Description of the task: Leaving the pictures aside, transcribe every line below exactly.

-- Data for this exercise start --

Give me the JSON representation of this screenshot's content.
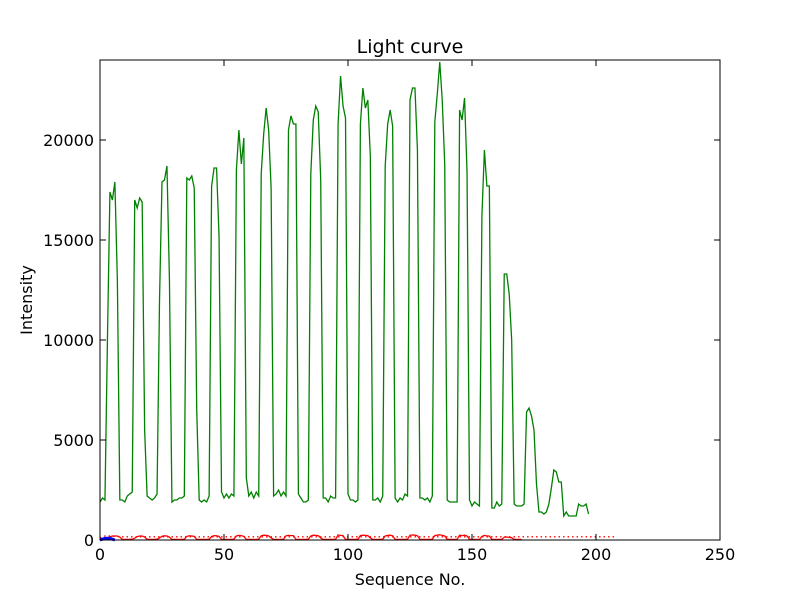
{
  "chart_data": {
    "type": "line",
    "title": "Light curve",
    "xlabel": "Sequence No.",
    "ylabel": "Intensity",
    "xlim": [
      0,
      250
    ],
    "ylim": [
      0,
      24000
    ],
    "x_ticks": [
      0,
      50,
      100,
      150,
      200,
      250
    ],
    "y_ticks": [
      0,
      5000,
      10000,
      15000,
      20000
    ],
    "grid": false,
    "series": [
      {
        "name": "green",
        "color": "#008000",
        "style": "solid",
        "x_start": 0,
        "values": [
          1900,
          2100,
          2000,
          10000,
          17400,
          17000,
          17900,
          13000,
          2000,
          2000,
          1900,
          2200,
          2300,
          2400,
          17000,
          16600,
          17100,
          16900,
          5500,
          2200,
          2100,
          2000,
          2100,
          2300,
          12000,
          17900,
          18000,
          18700,
          13000,
          1900,
          2000,
          2000,
          2100,
          2100,
          2200,
          18100,
          18000,
          18200,
          17600,
          6500,
          2000,
          1900,
          2000,
          1900,
          2200,
          17700,
          18600,
          18600,
          15200,
          2400,
          2100,
          2300,
          2100,
          2300,
          2200,
          18500,
          20500,
          18800,
          20100,
          3100,
          2200,
          2400,
          2100,
          2400,
          2200,
          18300,
          20300,
          21600,
          20500,
          17600,
          2200,
          2300,
          2500,
          2200,
          2400,
          2200,
          20500,
          21200,
          20800,
          20800,
          2300,
          2100,
          1900,
          1900,
          2000,
          18300,
          21000,
          21700,
          21400,
          18000,
          2100,
          2100,
          1900,
          2200,
          2100,
          2100,
          20800,
          23200,
          21700,
          21100,
          2300,
          2000,
          2000,
          1900,
          2000,
          20800,
          22600,
          21600,
          22000,
          19200,
          2000,
          2000,
          2100,
          1900,
          2200,
          18700,
          20800,
          21500,
          20700,
          2100,
          1900,
          2100,
          2000,
          2300,
          2200,
          22000,
          22600,
          22600,
          19500,
          2100,
          2100,
          2000,
          2100,
          1900,
          2200,
          20900,
          22300,
          23900,
          22000,
          18800,
          2000,
          1900,
          1900,
          1900,
          1900,
          21500,
          21000,
          22100,
          18400,
          2000,
          1700,
          1900,
          1800,
          1700,
          16200,
          19500,
          17700,
          17700,
          1600,
          1600,
          1900,
          1700,
          1800,
          13300,
          13300,
          12300,
          10000,
          1800,
          1700,
          1700,
          1700,
          1800,
          6400,
          6600,
          6200,
          5500,
          2800,
          1400,
          1400,
          1300,
          1400,
          1800,
          2600,
          3500,
          3400,
          2900,
          2900,
          1200,
          1400,
          1200,
          1200,
          1200,
          1200,
          1800,
          1700,
          1700,
          1800,
          1300
        ]
      },
      {
        "name": "red",
        "color": "#ff0000",
        "style": "solid",
        "x_start": 0,
        "values": [
          30,
          40,
          60,
          100,
          150,
          200,
          200,
          200,
          150,
          30,
          30,
          30,
          30,
          40,
          90,
          170,
          200,
          200,
          150,
          30,
          30,
          30,
          30,
          40,
          100,
          190,
          210,
          200,
          150,
          30,
          30,
          30,
          30,
          30,
          40,
          180,
          210,
          200,
          180,
          30,
          30,
          30,
          30,
          30,
          40,
          170,
          220,
          210,
          180,
          30,
          30,
          30,
          30,
          30,
          40,
          200,
          230,
          220,
          180,
          30,
          30,
          30,
          30,
          30,
          40,
          210,
          240,
          230,
          210,
          100,
          30,
          30,
          30,
          30,
          40,
          210,
          230,
          220,
          220,
          30,
          30,
          30,
          30,
          30,
          40,
          200,
          240,
          230,
          220,
          100,
          30,
          30,
          30,
          30,
          30,
          40,
          250,
          230,
          220,
          30,
          30,
          30,
          30,
          30,
          40,
          220,
          240,
          230,
          220,
          100,
          30,
          30,
          30,
          30,
          40,
          200,
          230,
          240,
          210,
          30,
          30,
          30,
          30,
          30,
          40,
          240,
          250,
          240,
          210,
          30,
          30,
          30,
          30,
          30,
          40,
          220,
          240,
          260,
          230,
          200,
          30,
          30,
          30,
          30,
          30,
          240,
          220,
          240,
          200,
          30,
          30,
          30,
          30,
          30,
          180,
          230,
          200,
          200,
          30,
          30,
          30,
          30,
          30,
          140,
          150,
          130,
          110,
          30,
          30,
          30,
          30
        ]
      },
      {
        "name": "red-dotted",
        "color": "#ff0000",
        "style": "dotted",
        "x_start": 0,
        "values": [
          100,
          160,
          200,
          210,
          200,
          190,
          180,
          170,
          160,
          160,
          160,
          160,
          160,
          160,
          160,
          160,
          160,
          160,
          160,
          160,
          160,
          160,
          160,
          160,
          160,
          160,
          160,
          160,
          160,
          160,
          160,
          160,
          160,
          160,
          160,
          160,
          160,
          160,
          160,
          160,
          160,
          160,
          160,
          160,
          160,
          160,
          160,
          160,
          160,
          160,
          160,
          160,
          160,
          160,
          160,
          160,
          160,
          160,
          160,
          160,
          160,
          160,
          160,
          160,
          160,
          160,
          160,
          160,
          160,
          160,
          160,
          160,
          160,
          160,
          160,
          160,
          160,
          160,
          160,
          160,
          160,
          160,
          160,
          160,
          160,
          160,
          160,
          160,
          160,
          160,
          160,
          160,
          160,
          160,
          160,
          160,
          160,
          160,
          160,
          160,
          160,
          160,
          160,
          160,
          160,
          160,
          160,
          160,
          160,
          160,
          160,
          160,
          160,
          160,
          160,
          160,
          160,
          160,
          160,
          160,
          160,
          160,
          160,
          160,
          160,
          160,
          160,
          160,
          160,
          160,
          160,
          160,
          160,
          160,
          160,
          160,
          160,
          160,
          160,
          160,
          160,
          160,
          160,
          160,
          160,
          160,
          160,
          160,
          160,
          160,
          160,
          160,
          160,
          160,
          160,
          160,
          160,
          160,
          160,
          160,
          160,
          160,
          160,
          160,
          160,
          160,
          160,
          160,
          160,
          160,
          160,
          160,
          160,
          160,
          160,
          160,
          160,
          160,
          160,
          160,
          160,
          160,
          160,
          160,
          160,
          160,
          160,
          160,
          160,
          160,
          160,
          160,
          160,
          160,
          160,
          160,
          160,
          160,
          160,
          160,
          160,
          160,
          160,
          160,
          160,
          160,
          160,
          160,
          160
        ]
      },
      {
        "name": "blue",
        "color": "#0000ff",
        "style": "solid",
        "x_start": 0,
        "values": [
          0,
          40,
          80,
          90,
          80,
          40,
          0
        ]
      }
    ]
  }
}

-- Data for this exercise end --

Reply to the exercise:
Give me the JSON representation of this screenshot's content.
{
  "chart_data": {
    "type": "line",
    "title": "Light curve",
    "xlabel": "Sequence No.",
    "ylabel": "Intensity",
    "xlim": [
      0,
      250
    ],
    "ylim": [
      0,
      24000
    ],
    "x_ticks": [
      0,
      50,
      100,
      150,
      200,
      250
    ],
    "y_ticks": [
      0,
      5000,
      10000,
      15000,
      20000
    ],
    "grid": false,
    "series": [
      {
        "name": "green",
        "color": "#008000",
        "style": "solid",
        "x_start": 0,
        "values": [
          1900,
          2100,
          2000,
          10000,
          17400,
          17000,
          17900,
          13000,
          2000,
          2000,
          1900,
          2200,
          2300,
          2400,
          17000,
          16600,
          17100,
          16900,
          5500,
          2200,
          2100,
          2000,
          2100,
          2300,
          12000,
          17900,
          18000,
          18700,
          13000,
          1900,
          2000,
          2000,
          2100,
          2100,
          2200,
          18100,
          18000,
          18200,
          17600,
          6500,
          2000,
          1900,
          2000,
          1900,
          2200,
          17700,
          18600,
          18600,
          15200,
          2400,
          2100,
          2300,
          2100,
          2300,
          2200,
          18500,
          20500,
          18800,
          20100,
          3100,
          2200,
          2400,
          2100,
          2400,
          2200,
          18300,
          20300,
          21600,
          20500,
          17600,
          2200,
          2300,
          2500,
          2200,
          2400,
          2200,
          20500,
          21200,
          20800,
          20800,
          2300,
          2100,
          1900,
          1900,
          2000,
          18300,
          21000,
          21700,
          21400,
          18000,
          2100,
          2100,
          1900,
          2200,
          2100,
          2100,
          20800,
          23200,
          21700,
          21100,
          2300,
          2000,
          2000,
          1900,
          2000,
          20800,
          22600,
          21600,
          22000,
          19200,
          2000,
          2000,
          2100,
          1900,
          2200,
          18700,
          20800,
          21500,
          20700,
          2100,
          1900,
          2100,
          2000,
          2300,
          2200,
          22000,
          22600,
          22600,
          19500,
          2100,
          2100,
          2000,
          2100,
          1900,
          2200,
          20900,
          22300,
          23900,
          22000,
          18800,
          2000,
          1900,
          1900,
          1900,
          1900,
          21500,
          21000,
          22100,
          18400,
          2000,
          1700,
          1900,
          1800,
          1700,
          16200,
          19500,
          17700,
          17700,
          1600,
          1600,
          1900,
          1700,
          1800,
          13300,
          13300,
          12300,
          10000,
          1800,
          1700,
          1700,
          1700,
          1800,
          6400,
          6600,
          6200,
          5500,
          2800,
          1400,
          1400,
          1300,
          1400,
          1800,
          2600,
          3500,
          3400,
          2900,
          2900,
          1200,
          1400,
          1200,
          1200,
          1200,
          1200,
          1800,
          1700,
          1700,
          1800,
          1300
        ]
      },
      {
        "name": "red",
        "color": "#ff0000",
        "style": "solid",
        "x_start": 0,
        "values": [
          30,
          40,
          60,
          100,
          150,
          200,
          200,
          200,
          150,
          30,
          30,
          30,
          30,
          40,
          90,
          170,
          200,
          200,
          150,
          30,
          30,
          30,
          30,
          40,
          100,
          190,
          210,
          200,
          150,
          30,
          30,
          30,
          30,
          30,
          40,
          180,
          210,
          200,
          180,
          30,
          30,
          30,
          30,
          30,
          40,
          170,
          220,
          210,
          180,
          30,
          30,
          30,
          30,
          30,
          40,
          200,
          230,
          220,
          180,
          30,
          30,
          30,
          30,
          30,
          40,
          210,
          240,
          230,
          210,
          100,
          30,
          30,
          30,
          30,
          40,
          210,
          230,
          220,
          220,
          30,
          30,
          30,
          30,
          30,
          40,
          200,
          240,
          230,
          220,
          100,
          30,
          30,
          30,
          30,
          30,
          40,
          250,
          230,
          220,
          30,
          30,
          30,
          30,
          30,
          40,
          220,
          240,
          230,
          220,
          100,
          30,
          30,
          30,
          30,
          40,
          200,
          230,
          240,
          210,
          30,
          30,
          30,
          30,
          30,
          40,
          240,
          250,
          240,
          210,
          30,
          30,
          30,
          30,
          30,
          40,
          220,
          240,
          260,
          230,
          200,
          30,
          30,
          30,
          30,
          30,
          240,
          220,
          240,
          200,
          30,
          30,
          30,
          30,
          30,
          180,
          230,
          200,
          200,
          30,
          30,
          30,
          30,
          30,
          140,
          150,
          130,
          110,
          30,
          30,
          30,
          30
        ]
      },
      {
        "name": "red-dotted",
        "color": "#ff0000",
        "style": "dotted",
        "x_start": 0,
        "values": [
          100,
          160,
          200,
          210,
          200,
          190,
          180,
          170,
          160,
          160,
          160,
          160,
          160,
          160,
          160,
          160,
          160,
          160,
          160,
          160,
          160,
          160,
          160,
          160,
          160,
          160,
          160,
          160,
          160,
          160,
          160,
          160,
          160,
          160,
          160,
          160,
          160,
          160,
          160,
          160,
          160,
          160,
          160,
          160,
          160,
          160,
          160,
          160,
          160,
          160,
          160,
          160,
          160,
          160,
          160,
          160,
          160,
          160,
          160,
          160,
          160,
          160,
          160,
          160,
          160,
          160,
          160,
          160,
          160,
          160,
          160,
          160,
          160,
          160,
          160,
          160,
          160,
          160,
          160,
          160,
          160,
          160,
          160,
          160,
          160,
          160,
          160,
          160,
          160,
          160,
          160,
          160,
          160,
          160,
          160,
          160,
          160,
          160,
          160,
          160,
          160,
          160,
          160,
          160,
          160,
          160,
          160,
          160,
          160,
          160,
          160,
          160,
          160,
          160,
          160,
          160,
          160,
          160,
          160,
          160,
          160,
          160,
          160,
          160,
          160,
          160,
          160,
          160,
          160,
          160,
          160,
          160,
          160,
          160,
          160,
          160,
          160,
          160,
          160,
          160,
          160,
          160,
          160,
          160,
          160,
          160,
          160,
          160,
          160,
          160,
          160,
          160,
          160,
          160,
          160,
          160,
          160,
          160,
          160,
          160,
          160,
          160,
          160,
          160,
          160,
          160,
          160,
          160,
          160,
          160,
          160,
          160,
          160,
          160,
          160,
          160,
          160,
          160,
          160,
          160,
          160,
          160,
          160,
          160,
          160,
          160,
          160,
          160,
          160,
          160,
          160,
          160,
          160,
          160,
          160,
          160,
          160,
          160,
          160,
          160,
          160,
          160,
          160,
          160,
          160,
          160,
          160,
          160,
          160
        ]
      },
      {
        "name": "blue",
        "color": "#0000ff",
        "style": "solid",
        "x_start": 0,
        "values": [
          0,
          40,
          80,
          90,
          80,
          40,
          0
        ]
      }
    ]
  }
}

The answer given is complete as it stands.